* **OBJECTIVE**
Keep every line where the word "structured" appears; drop the rest.

* **LISTED ENTRIES**
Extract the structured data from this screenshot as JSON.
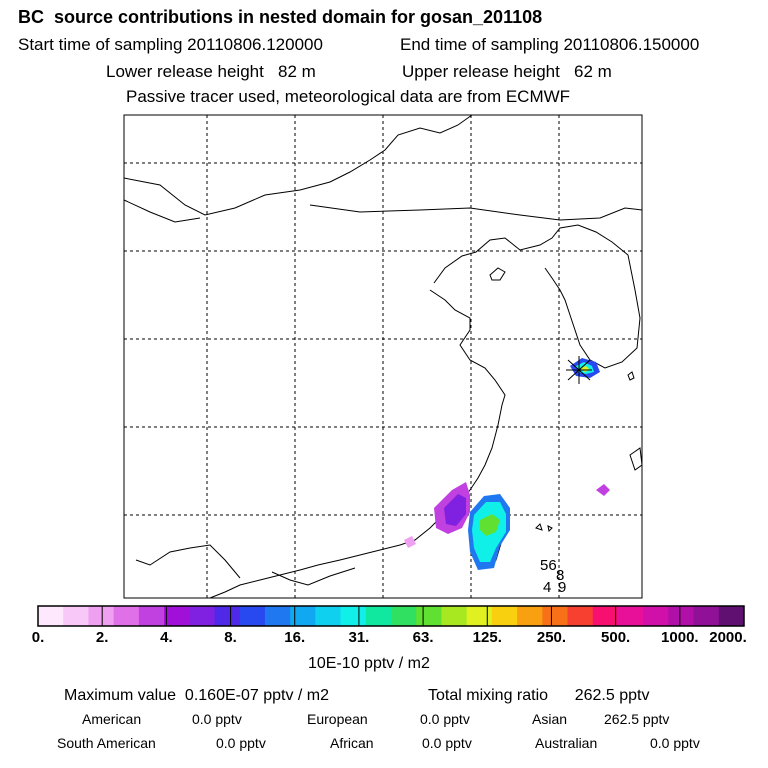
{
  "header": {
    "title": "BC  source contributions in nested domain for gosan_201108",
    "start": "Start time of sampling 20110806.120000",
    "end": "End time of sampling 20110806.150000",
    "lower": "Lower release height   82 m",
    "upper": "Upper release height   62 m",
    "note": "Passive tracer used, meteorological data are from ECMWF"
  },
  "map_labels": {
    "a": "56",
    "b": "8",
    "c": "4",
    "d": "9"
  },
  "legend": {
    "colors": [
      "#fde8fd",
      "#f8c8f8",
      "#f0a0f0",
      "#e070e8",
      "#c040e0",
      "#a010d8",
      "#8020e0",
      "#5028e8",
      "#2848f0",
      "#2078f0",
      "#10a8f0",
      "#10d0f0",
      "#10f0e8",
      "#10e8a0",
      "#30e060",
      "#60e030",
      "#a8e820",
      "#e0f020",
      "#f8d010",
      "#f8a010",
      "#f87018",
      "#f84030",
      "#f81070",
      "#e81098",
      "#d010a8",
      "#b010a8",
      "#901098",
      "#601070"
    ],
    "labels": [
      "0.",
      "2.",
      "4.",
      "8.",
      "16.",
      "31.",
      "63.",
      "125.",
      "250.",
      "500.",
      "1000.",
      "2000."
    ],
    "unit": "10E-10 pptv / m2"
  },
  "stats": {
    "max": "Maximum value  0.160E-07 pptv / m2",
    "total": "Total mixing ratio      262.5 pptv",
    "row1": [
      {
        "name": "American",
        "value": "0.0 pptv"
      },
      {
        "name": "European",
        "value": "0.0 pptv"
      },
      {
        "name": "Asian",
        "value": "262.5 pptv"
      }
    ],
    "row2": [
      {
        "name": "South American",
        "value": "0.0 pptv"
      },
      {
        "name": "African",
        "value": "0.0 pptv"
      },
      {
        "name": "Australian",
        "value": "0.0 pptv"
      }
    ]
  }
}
--
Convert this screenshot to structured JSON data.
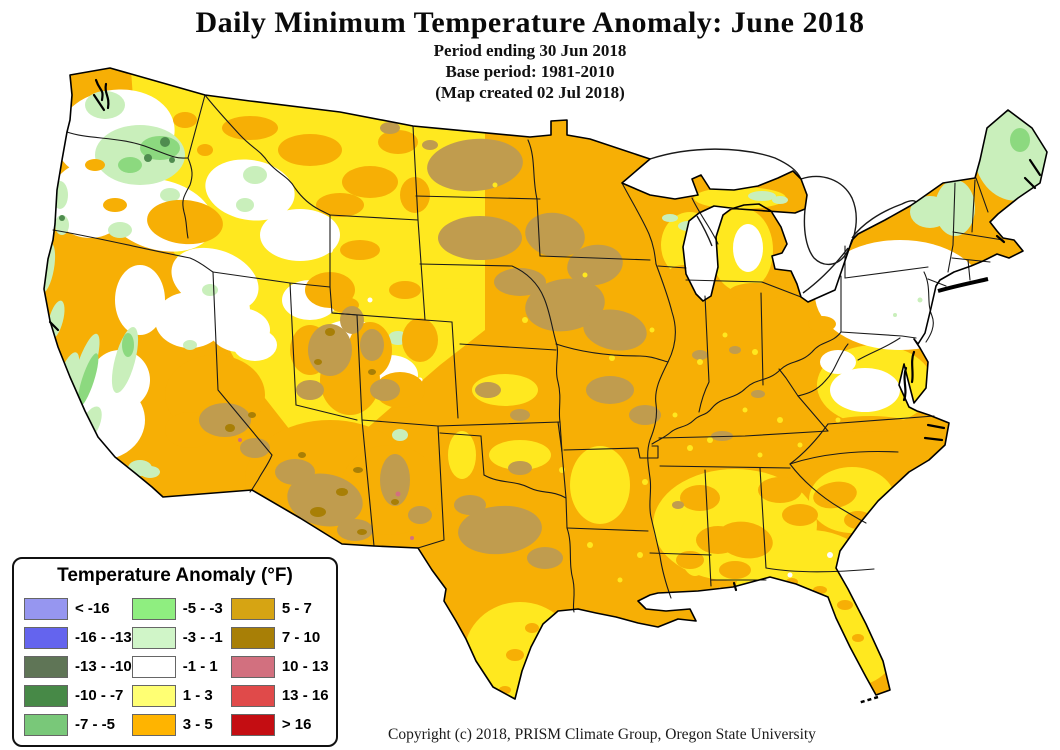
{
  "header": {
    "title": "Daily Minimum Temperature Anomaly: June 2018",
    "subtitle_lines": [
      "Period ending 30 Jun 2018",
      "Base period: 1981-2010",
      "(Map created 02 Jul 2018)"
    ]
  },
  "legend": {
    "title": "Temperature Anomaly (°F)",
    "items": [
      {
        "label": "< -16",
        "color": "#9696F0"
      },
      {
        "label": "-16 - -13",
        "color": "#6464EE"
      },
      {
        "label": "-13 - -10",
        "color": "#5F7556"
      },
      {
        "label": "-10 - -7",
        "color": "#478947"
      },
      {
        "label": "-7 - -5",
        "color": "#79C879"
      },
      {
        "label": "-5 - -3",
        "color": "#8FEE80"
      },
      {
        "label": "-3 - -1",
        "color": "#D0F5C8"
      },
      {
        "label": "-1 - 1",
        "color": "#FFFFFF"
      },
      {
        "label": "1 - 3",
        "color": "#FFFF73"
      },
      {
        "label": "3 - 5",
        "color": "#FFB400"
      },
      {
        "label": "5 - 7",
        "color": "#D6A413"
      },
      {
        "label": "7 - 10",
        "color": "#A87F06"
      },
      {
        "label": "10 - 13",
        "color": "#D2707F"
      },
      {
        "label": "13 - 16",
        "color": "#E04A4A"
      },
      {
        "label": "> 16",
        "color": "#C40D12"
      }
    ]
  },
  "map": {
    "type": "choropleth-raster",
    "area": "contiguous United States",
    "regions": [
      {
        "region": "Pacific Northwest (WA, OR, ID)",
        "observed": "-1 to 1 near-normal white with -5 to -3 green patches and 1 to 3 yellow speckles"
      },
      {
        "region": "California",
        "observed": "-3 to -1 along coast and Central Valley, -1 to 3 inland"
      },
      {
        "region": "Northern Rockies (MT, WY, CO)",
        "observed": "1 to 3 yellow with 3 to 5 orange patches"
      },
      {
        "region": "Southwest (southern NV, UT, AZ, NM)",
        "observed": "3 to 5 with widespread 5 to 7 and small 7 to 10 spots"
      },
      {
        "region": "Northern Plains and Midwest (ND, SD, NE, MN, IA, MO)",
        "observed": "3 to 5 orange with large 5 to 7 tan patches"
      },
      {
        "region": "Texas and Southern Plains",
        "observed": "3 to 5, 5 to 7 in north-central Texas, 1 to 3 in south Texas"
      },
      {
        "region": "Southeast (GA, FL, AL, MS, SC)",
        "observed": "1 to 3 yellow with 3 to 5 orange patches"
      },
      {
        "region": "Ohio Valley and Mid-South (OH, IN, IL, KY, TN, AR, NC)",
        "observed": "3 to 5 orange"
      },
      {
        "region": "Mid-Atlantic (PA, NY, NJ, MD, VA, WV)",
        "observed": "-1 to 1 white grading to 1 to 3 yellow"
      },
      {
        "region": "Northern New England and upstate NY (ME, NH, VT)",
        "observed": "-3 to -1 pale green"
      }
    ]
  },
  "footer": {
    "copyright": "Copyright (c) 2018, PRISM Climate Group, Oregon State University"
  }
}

* **FULL ANSWER**
Extract the structured data from this screenshot as JSON.
Convert this screenshot to structured JSON data.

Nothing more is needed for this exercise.